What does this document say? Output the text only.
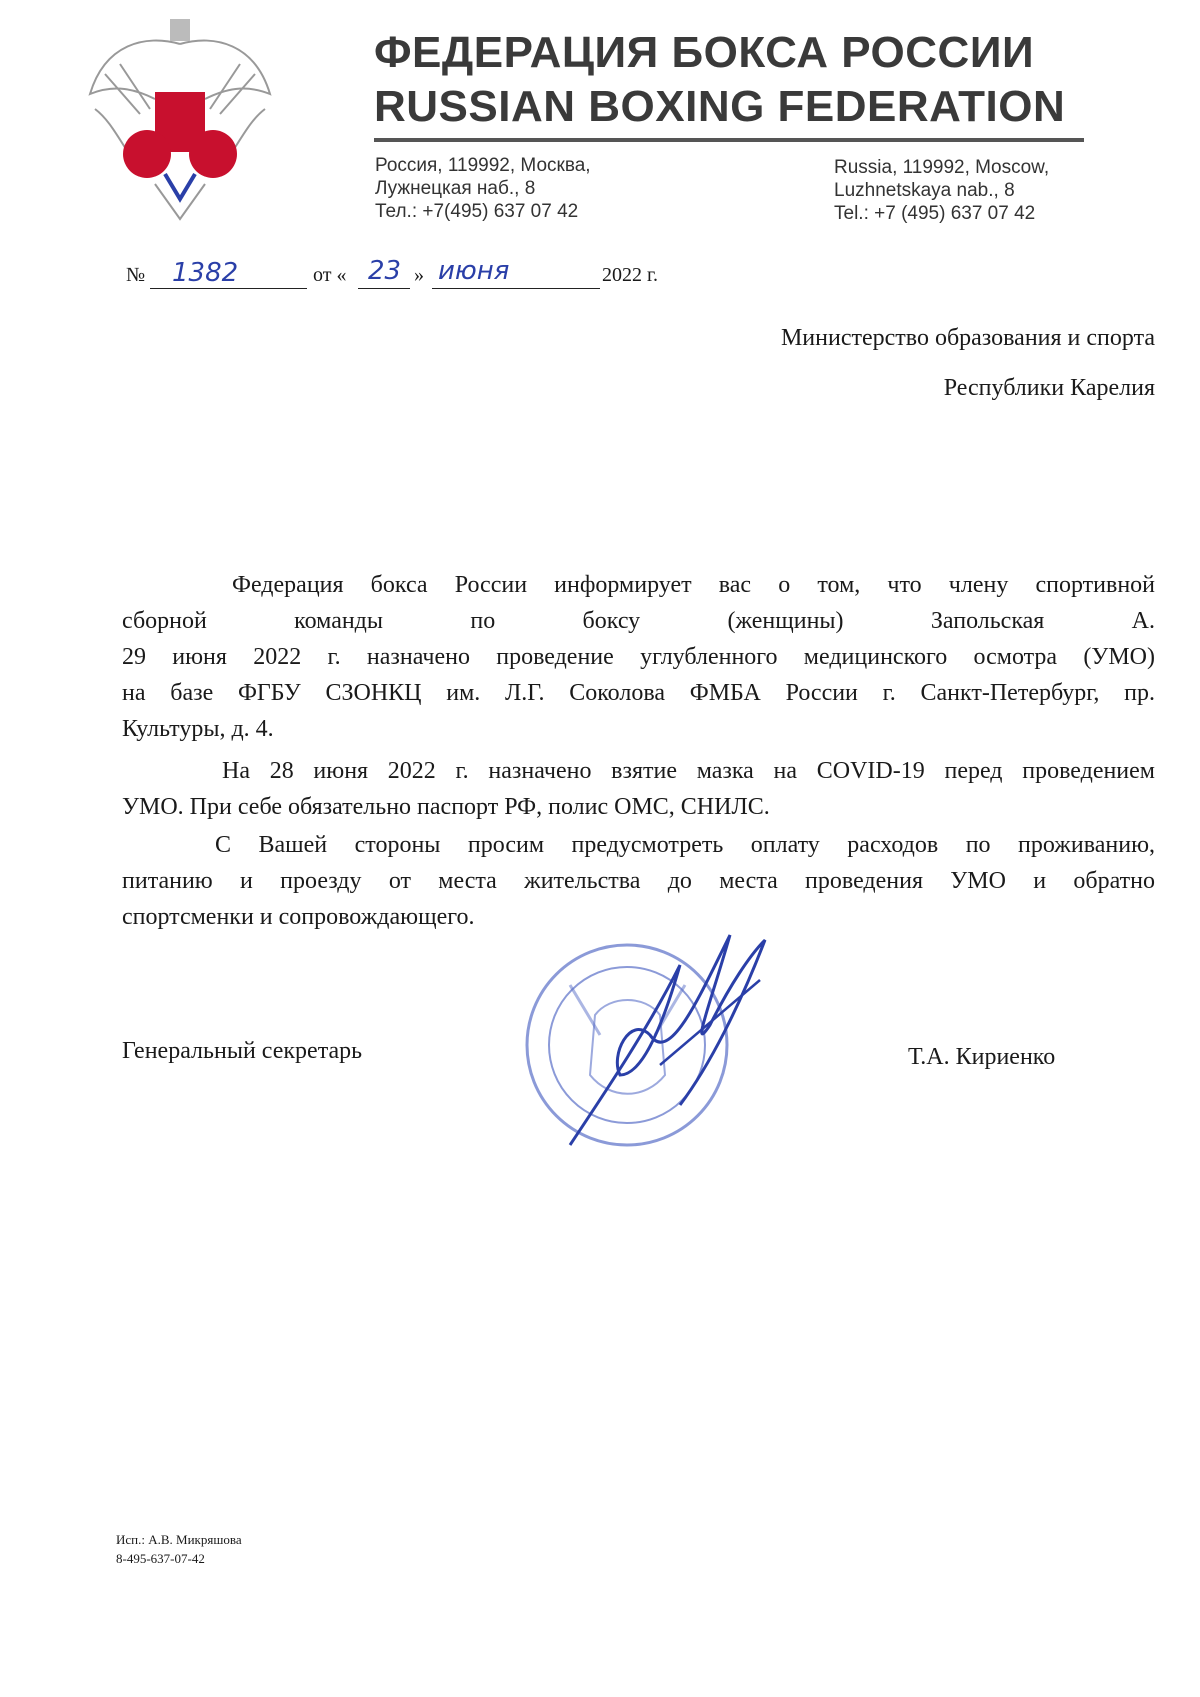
ФЕДЕРАЦИЯ БОКСА РОССИИ
RUSSIAN BOXING FEDERATION
Россия, 119992, Москва,
Лужнецкая наб., 8
Тел.: +7(495) 637 07 42
Russia, 119992, Moscow,
Luzhnetskaya nab., 8
Tel.: +7 (495) 637 07 42
№ 1382	от « 23 » июня	2022 г.
Министерство образования и спорта
Республики Карелия
Федерация бокса России информирует вас о том, что члену спортивной
сборной команды по боксу (женщины) Запольская А.
29 июня 2022 г. назначено проведение углубленного медицинского осмотра (УМО)
на базе ФГБУ СЗОНКЦ им. Л.Г. Соколова ФМБА России г. Санкт-Петербург, пр.
Культуры, д. 4.
На 28 июня 2022 г. назначено взятие мазка на COVID-19 перед проведением
УМО. При себе обязательно паспорт РФ, полис ОМС, СНИЛС.
С Вашей стороны просим предусмотреть оплату расходов по проживанию,
питанию и проезду от места жительства до места проведения УМО и обратно
спортсменки и сопровождающего.
Генеральный секретарь	Т.А. Кириенко
Исп.: А.В. Микряшова
8-495-637-07-42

++++++

PROBLEM TO WORK ON:
Make an exact copy of the listing above. Do not include the pictures.

EXERCISE RESULT:
What does this document say? Output the text only.
ФЕДЕРАЦИЯ БОКСА РОССИИ
RUSSIAN BOXING FEDERATION
Россия, 119992, Москва,
Лужнецкая наб., 8
Тел.: +7(495) 637 07 42
Russia, 119992, Moscow,
Luzhnetskaya nab., 8
Tel.: +7 (495) 637 07 42
№ 1382	от « 23 » июня	2022 г.
Министерство образования и спорта
Республики Карелия
Федерация бокса России информирует вас о том, что члену спортивной
сборной команды по боксу (женщины) Запольская А.
29 июня 2022 г. назначено проведение углубленного медицинского осмотра (УМО)
на базе ФГБУ СЗОНКЦ им. Л.Г. Соколова ФМБА России г. Санкт-Петербург, пр.
Культуры, д. 4.
На 28 июня 2022 г. назначено взятие мазка на COVID-19 перед проведением
УМО. При себе обязательно паспорт РФ, полис ОМС, СНИЛС.
С Вашей стороны просим предусмотреть оплату расходов по проживанию,
питанию и проезду от места жительства до места проведения УМО и обратно
спортсменки и сопровождающего.
Генеральный секретарь	Т.А. Кириенко
Исп.: А.В. Микряшова
8-495-637-07-42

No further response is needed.